Figure data in JSON

□ □ □ □

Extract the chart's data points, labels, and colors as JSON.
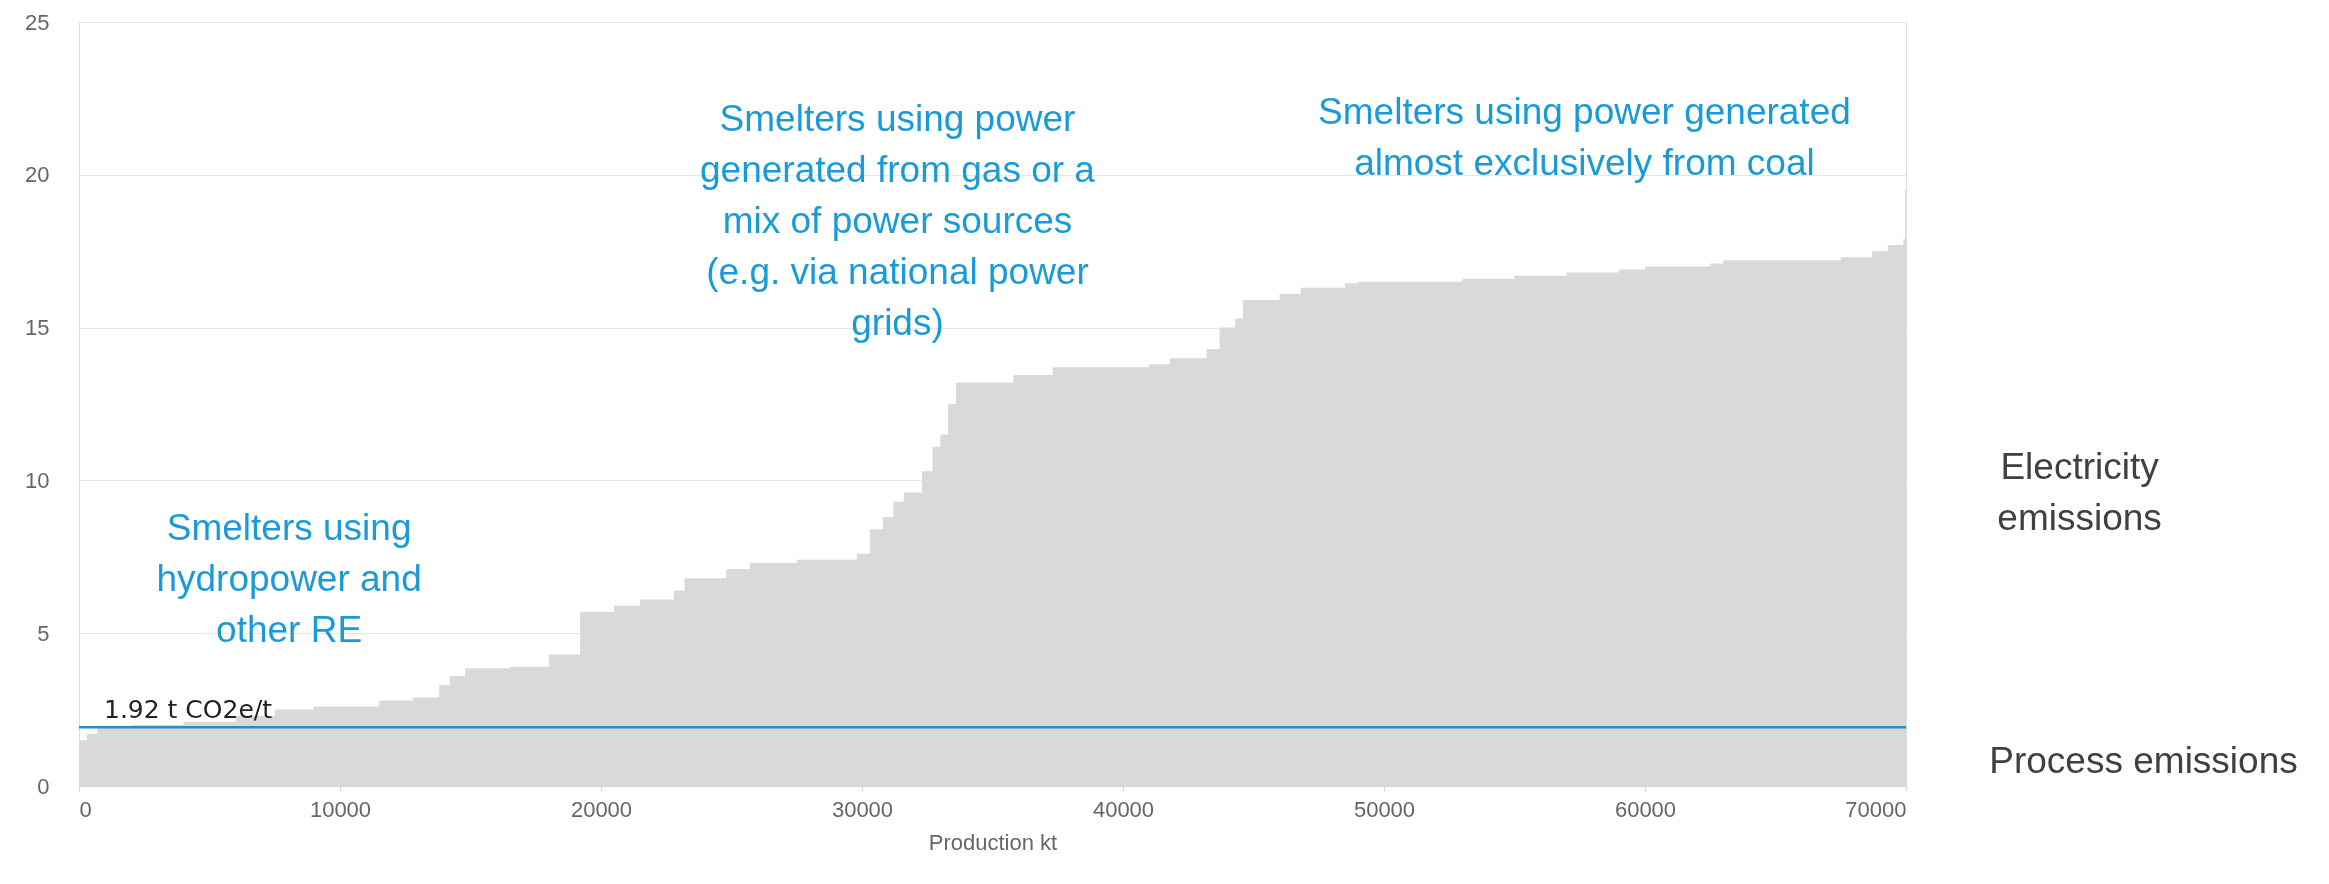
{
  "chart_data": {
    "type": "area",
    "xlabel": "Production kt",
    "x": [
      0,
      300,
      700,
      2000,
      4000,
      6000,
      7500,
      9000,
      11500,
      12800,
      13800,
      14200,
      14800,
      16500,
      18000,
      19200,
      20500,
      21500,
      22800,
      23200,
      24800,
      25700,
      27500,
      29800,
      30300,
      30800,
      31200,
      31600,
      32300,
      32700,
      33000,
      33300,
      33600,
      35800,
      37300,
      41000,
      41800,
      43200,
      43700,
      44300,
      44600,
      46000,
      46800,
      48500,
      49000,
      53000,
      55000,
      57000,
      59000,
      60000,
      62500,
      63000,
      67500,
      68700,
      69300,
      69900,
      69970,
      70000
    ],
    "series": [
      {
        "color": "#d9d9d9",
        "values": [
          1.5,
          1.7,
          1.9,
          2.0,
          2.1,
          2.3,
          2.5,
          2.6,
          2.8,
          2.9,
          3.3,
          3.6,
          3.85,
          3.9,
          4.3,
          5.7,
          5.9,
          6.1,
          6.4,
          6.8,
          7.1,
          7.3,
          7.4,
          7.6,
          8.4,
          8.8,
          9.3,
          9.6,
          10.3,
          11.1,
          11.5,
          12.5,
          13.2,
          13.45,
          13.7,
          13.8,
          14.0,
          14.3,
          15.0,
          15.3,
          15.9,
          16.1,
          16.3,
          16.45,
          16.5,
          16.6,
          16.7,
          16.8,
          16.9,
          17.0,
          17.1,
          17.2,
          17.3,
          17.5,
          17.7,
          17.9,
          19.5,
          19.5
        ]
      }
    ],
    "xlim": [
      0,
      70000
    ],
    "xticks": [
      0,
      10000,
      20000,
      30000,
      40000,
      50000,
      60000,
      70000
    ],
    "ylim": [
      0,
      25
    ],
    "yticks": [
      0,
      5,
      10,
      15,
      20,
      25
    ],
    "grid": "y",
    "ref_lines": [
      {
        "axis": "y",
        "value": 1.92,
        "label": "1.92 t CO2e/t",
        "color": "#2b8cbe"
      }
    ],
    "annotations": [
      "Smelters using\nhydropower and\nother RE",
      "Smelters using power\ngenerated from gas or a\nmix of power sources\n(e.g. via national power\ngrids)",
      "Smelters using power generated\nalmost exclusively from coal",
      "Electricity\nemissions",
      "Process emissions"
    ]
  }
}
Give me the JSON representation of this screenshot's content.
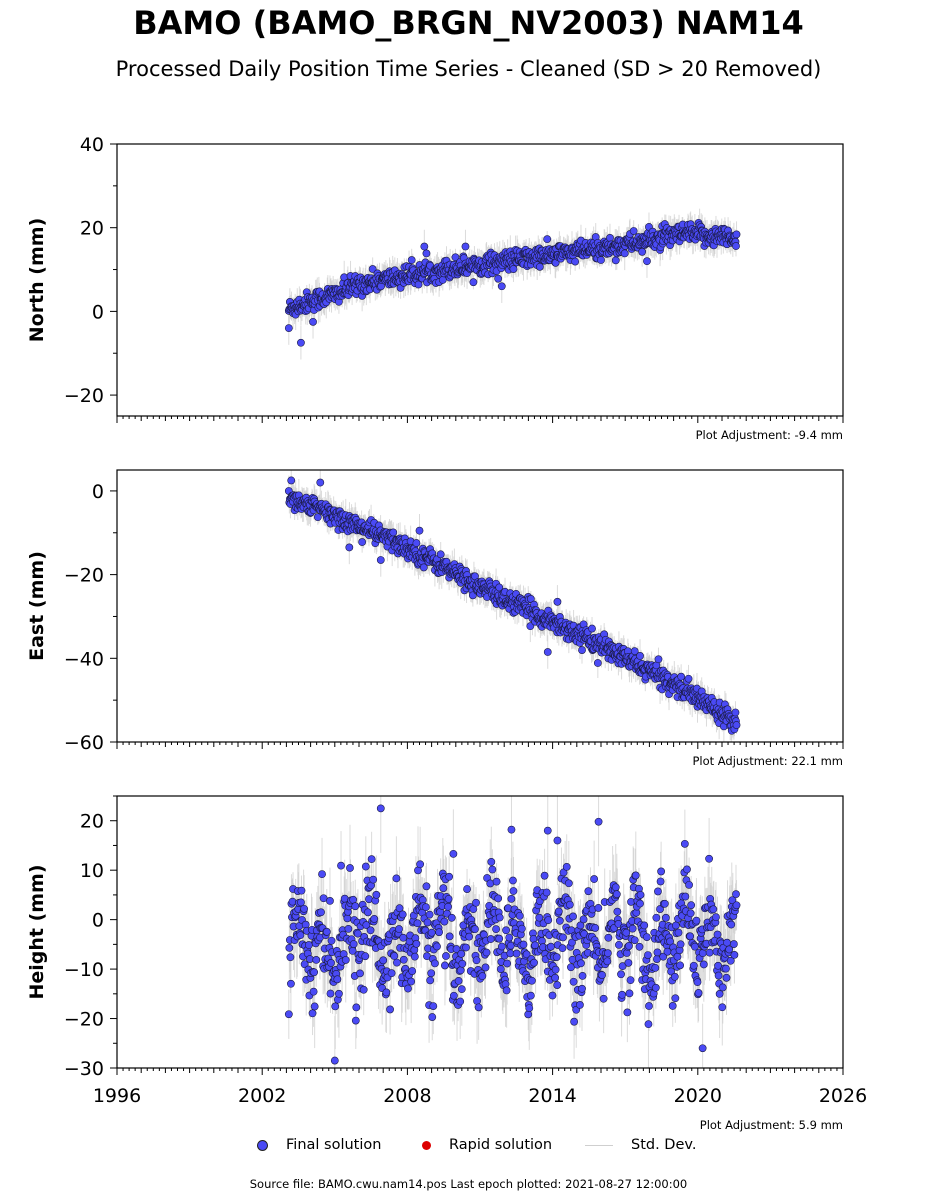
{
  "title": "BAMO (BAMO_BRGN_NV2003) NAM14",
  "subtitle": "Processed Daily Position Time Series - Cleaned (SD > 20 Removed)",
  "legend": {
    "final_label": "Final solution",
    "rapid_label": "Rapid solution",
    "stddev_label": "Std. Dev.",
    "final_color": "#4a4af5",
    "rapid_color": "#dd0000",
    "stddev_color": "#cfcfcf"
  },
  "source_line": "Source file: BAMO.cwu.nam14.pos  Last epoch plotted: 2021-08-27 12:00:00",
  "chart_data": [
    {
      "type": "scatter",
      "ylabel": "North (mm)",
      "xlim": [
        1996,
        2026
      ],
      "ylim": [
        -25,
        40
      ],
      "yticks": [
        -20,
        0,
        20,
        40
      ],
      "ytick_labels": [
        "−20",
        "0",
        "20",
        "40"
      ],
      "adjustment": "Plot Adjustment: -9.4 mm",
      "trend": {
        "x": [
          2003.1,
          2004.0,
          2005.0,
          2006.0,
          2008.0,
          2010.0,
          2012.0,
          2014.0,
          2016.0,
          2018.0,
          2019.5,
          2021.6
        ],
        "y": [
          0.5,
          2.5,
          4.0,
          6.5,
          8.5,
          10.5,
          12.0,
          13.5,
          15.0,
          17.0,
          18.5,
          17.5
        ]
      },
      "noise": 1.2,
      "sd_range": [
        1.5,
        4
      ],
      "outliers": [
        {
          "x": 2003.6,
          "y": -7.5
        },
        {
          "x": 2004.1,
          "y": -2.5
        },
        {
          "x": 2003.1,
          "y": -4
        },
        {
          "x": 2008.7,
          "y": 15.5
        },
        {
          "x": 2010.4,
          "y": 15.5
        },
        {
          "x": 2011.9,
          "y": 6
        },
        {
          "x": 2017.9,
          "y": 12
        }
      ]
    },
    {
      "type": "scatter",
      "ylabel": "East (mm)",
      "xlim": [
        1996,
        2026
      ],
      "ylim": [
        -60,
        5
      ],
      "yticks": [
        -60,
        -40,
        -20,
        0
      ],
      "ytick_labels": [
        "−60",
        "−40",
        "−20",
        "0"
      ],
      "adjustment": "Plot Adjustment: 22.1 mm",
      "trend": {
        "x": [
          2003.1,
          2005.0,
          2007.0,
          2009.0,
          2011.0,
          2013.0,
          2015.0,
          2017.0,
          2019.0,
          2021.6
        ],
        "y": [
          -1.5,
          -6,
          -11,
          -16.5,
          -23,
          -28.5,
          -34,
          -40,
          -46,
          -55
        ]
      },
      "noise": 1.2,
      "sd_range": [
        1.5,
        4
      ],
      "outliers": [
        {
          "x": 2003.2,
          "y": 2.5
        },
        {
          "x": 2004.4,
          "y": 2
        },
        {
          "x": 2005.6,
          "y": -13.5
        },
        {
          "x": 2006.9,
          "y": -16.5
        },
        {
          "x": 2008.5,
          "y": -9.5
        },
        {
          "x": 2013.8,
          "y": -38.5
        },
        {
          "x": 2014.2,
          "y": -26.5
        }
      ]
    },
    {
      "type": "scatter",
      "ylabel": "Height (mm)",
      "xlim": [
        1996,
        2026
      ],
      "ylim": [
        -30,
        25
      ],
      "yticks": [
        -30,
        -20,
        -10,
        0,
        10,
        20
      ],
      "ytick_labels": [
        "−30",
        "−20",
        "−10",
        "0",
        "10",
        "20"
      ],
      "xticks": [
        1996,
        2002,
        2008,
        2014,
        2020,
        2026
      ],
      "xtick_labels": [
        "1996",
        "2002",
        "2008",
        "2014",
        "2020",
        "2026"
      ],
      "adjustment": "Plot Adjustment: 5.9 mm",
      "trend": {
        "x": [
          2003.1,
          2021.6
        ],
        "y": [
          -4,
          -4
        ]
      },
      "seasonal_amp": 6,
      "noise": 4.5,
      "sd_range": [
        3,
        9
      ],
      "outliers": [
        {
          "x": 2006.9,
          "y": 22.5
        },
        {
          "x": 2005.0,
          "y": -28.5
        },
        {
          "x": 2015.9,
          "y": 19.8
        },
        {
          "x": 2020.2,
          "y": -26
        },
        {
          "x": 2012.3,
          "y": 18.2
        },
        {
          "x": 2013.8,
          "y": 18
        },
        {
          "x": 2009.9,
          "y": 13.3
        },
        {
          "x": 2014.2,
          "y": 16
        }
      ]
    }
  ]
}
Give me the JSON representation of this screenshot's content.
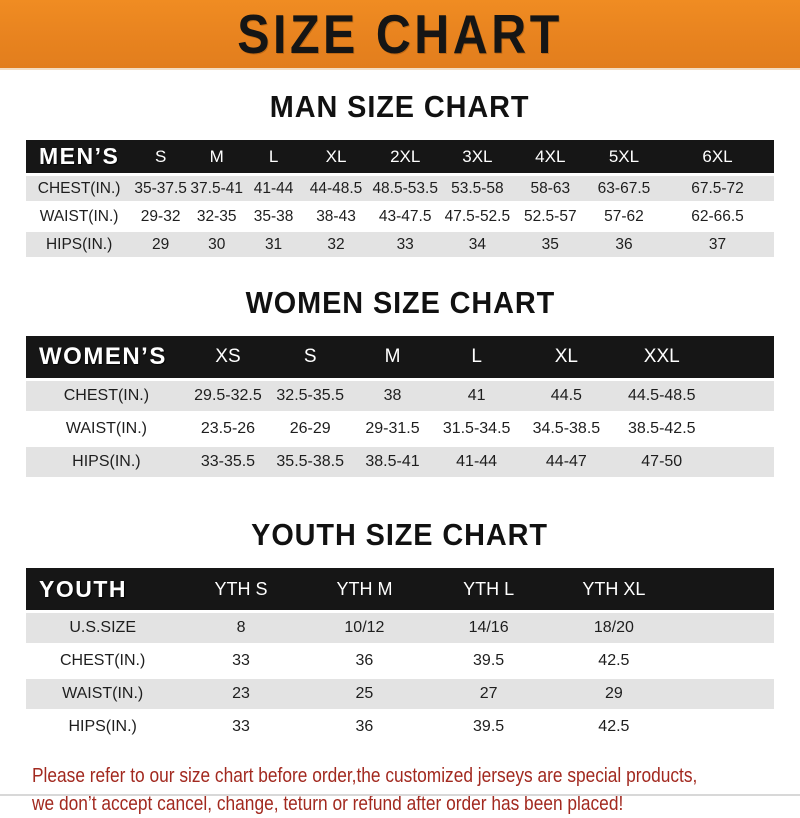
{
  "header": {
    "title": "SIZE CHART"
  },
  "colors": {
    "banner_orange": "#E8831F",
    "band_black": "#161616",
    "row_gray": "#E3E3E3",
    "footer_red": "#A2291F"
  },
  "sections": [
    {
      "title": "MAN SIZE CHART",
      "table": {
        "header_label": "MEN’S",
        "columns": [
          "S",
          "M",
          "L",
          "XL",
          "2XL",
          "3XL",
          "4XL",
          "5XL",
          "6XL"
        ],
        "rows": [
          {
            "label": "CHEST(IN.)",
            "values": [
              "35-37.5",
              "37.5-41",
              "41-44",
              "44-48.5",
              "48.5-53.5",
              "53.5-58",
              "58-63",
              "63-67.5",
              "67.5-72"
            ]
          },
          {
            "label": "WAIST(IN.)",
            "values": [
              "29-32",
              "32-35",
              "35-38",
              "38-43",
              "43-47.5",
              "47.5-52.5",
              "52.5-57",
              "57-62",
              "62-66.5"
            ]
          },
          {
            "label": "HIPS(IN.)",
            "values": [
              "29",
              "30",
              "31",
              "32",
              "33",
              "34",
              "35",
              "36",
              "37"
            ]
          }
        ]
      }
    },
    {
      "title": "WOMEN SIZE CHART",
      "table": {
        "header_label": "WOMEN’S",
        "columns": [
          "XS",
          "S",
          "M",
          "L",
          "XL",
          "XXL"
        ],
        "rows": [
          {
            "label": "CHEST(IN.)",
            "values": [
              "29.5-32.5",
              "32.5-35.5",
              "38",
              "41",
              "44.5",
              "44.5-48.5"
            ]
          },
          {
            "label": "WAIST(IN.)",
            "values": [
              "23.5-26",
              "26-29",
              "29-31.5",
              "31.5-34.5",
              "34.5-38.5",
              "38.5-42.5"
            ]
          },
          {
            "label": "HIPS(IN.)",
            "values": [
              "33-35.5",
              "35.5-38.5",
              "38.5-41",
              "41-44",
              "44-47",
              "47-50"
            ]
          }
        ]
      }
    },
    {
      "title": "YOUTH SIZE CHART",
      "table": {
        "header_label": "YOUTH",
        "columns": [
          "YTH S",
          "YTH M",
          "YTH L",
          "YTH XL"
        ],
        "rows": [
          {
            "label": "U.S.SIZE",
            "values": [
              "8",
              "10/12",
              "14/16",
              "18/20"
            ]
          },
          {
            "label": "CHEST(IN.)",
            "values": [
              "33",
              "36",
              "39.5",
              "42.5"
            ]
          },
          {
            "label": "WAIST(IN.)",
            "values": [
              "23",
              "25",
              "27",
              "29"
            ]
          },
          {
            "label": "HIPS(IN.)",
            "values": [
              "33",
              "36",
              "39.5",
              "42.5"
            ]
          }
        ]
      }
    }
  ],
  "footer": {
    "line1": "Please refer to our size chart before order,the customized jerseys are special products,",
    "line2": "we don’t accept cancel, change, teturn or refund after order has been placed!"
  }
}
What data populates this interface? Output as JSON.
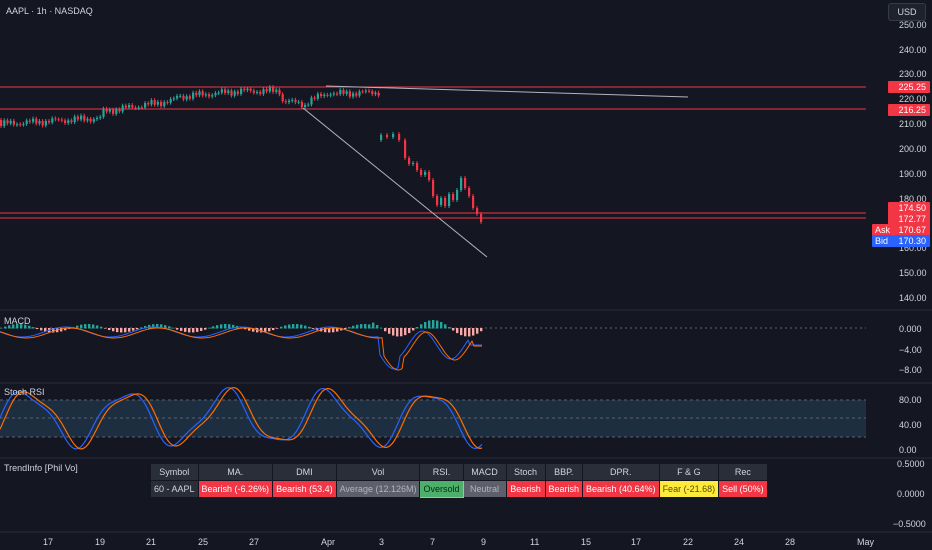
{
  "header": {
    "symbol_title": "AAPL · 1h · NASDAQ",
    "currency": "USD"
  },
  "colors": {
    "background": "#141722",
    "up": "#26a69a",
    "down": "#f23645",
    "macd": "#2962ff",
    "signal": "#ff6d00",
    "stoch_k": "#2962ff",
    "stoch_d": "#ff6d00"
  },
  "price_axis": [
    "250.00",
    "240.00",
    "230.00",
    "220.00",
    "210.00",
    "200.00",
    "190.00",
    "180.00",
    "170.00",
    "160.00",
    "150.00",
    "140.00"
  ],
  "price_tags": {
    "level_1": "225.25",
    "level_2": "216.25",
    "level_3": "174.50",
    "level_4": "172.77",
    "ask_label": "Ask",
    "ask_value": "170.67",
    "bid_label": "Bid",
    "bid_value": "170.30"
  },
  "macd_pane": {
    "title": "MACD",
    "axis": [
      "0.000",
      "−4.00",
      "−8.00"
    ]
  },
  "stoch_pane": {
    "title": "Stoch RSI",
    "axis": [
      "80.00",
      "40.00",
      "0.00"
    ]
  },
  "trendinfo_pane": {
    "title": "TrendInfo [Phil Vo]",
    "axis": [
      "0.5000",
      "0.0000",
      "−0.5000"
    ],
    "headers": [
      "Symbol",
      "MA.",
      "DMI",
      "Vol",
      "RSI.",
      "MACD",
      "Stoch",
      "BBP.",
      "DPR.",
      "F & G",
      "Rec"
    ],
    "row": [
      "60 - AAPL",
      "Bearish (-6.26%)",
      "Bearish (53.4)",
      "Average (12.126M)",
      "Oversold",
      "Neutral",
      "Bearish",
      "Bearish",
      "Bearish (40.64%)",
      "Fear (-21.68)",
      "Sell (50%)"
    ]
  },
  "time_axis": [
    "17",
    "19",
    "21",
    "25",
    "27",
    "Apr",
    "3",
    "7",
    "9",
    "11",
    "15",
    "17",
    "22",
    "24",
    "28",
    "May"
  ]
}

□ □ □ □

== Exercise instructions ==
Identify each line in the records above containing the word "Adjustment"; copy those lines.

== Complete answer ==
      "adjustment": "Plot Adjustment: -9.4 mm",
      "adjustment": "Plot Adjustment: 22.1 mm",
      "adjustment": "Plot Adjustment: 5.9 mm",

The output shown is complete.